┌──

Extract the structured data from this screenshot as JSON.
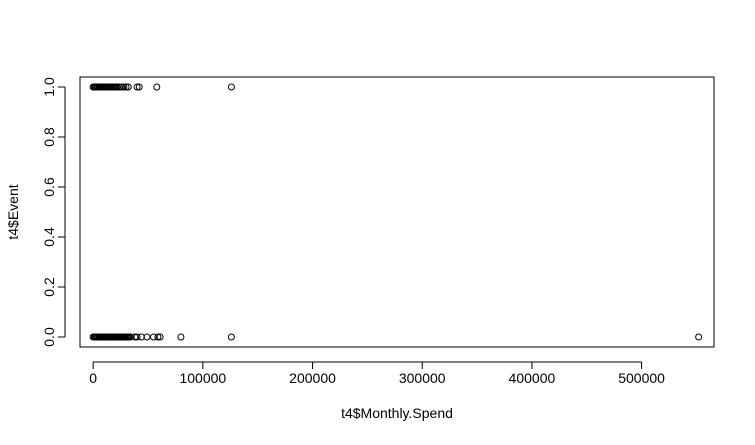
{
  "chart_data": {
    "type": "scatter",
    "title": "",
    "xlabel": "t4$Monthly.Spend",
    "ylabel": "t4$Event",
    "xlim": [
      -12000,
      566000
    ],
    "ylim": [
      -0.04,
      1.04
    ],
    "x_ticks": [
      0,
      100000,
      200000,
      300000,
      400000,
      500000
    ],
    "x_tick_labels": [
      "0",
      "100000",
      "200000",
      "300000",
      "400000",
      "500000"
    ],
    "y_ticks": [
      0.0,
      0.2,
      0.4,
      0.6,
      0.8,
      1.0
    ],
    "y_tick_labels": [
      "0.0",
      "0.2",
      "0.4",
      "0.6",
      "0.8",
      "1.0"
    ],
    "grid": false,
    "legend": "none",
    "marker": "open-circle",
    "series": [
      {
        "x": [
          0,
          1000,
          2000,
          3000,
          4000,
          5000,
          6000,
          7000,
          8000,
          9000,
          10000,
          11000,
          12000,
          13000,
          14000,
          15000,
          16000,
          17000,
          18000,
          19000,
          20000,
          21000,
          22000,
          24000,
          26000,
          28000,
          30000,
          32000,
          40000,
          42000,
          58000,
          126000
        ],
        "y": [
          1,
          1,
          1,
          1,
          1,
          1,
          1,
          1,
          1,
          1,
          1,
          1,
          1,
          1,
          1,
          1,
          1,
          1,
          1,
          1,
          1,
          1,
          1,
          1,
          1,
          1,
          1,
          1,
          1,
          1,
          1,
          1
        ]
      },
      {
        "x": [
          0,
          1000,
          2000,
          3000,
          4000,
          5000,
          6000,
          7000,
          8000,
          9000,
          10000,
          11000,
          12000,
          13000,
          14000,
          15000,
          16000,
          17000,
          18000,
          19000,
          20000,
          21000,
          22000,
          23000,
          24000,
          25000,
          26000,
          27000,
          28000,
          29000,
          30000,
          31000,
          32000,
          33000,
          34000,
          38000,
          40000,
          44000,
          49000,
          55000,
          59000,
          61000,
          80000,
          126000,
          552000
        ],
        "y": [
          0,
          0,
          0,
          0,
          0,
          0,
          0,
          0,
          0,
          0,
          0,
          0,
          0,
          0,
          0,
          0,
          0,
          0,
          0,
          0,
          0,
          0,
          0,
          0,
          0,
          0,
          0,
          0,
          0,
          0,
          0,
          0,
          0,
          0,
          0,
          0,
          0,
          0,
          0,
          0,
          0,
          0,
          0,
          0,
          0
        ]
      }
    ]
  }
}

└──
┌──

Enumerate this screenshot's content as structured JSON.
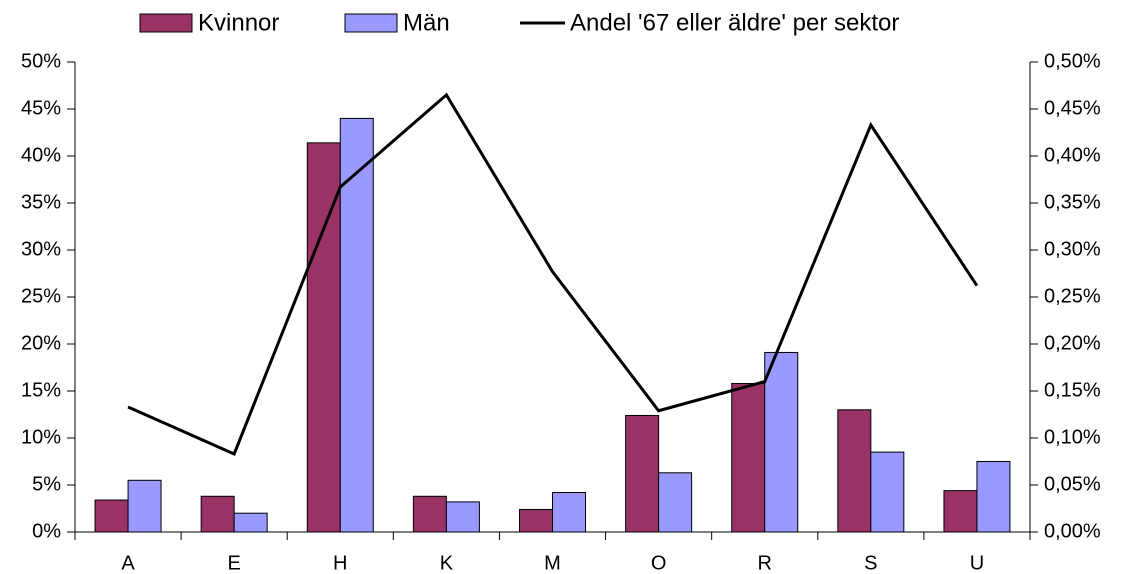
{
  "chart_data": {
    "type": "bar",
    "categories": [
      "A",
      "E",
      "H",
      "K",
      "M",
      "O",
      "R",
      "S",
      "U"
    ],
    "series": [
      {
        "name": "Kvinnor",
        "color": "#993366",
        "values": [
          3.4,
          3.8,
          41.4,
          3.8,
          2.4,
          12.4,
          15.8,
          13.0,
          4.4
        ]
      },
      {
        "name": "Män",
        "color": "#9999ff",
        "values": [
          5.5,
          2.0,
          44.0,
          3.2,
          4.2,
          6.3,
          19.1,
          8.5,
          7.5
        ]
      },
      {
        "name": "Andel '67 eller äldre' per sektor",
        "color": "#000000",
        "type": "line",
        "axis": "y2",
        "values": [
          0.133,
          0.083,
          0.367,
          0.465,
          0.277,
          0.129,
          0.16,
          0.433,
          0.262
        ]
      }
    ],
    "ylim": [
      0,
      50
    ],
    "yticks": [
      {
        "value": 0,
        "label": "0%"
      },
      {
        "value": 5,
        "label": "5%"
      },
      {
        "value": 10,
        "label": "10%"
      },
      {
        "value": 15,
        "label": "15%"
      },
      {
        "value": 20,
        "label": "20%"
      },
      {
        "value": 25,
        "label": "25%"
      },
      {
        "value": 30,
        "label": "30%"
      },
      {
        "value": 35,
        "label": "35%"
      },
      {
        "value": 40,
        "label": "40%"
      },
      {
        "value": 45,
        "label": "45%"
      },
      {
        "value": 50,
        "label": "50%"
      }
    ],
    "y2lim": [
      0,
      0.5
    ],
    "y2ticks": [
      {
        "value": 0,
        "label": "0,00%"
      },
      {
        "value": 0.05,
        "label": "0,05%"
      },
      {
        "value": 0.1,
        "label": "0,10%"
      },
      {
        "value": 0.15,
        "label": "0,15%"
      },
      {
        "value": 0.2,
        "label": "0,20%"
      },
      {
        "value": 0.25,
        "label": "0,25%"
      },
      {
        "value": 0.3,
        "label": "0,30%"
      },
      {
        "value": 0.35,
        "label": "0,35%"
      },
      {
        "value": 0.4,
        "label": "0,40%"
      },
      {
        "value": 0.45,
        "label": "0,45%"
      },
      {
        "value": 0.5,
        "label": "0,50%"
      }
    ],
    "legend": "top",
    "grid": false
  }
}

└──

## Task details:
From the data above, work out how many lines hold "JSON". Answer with the number alone.

## Full output:
2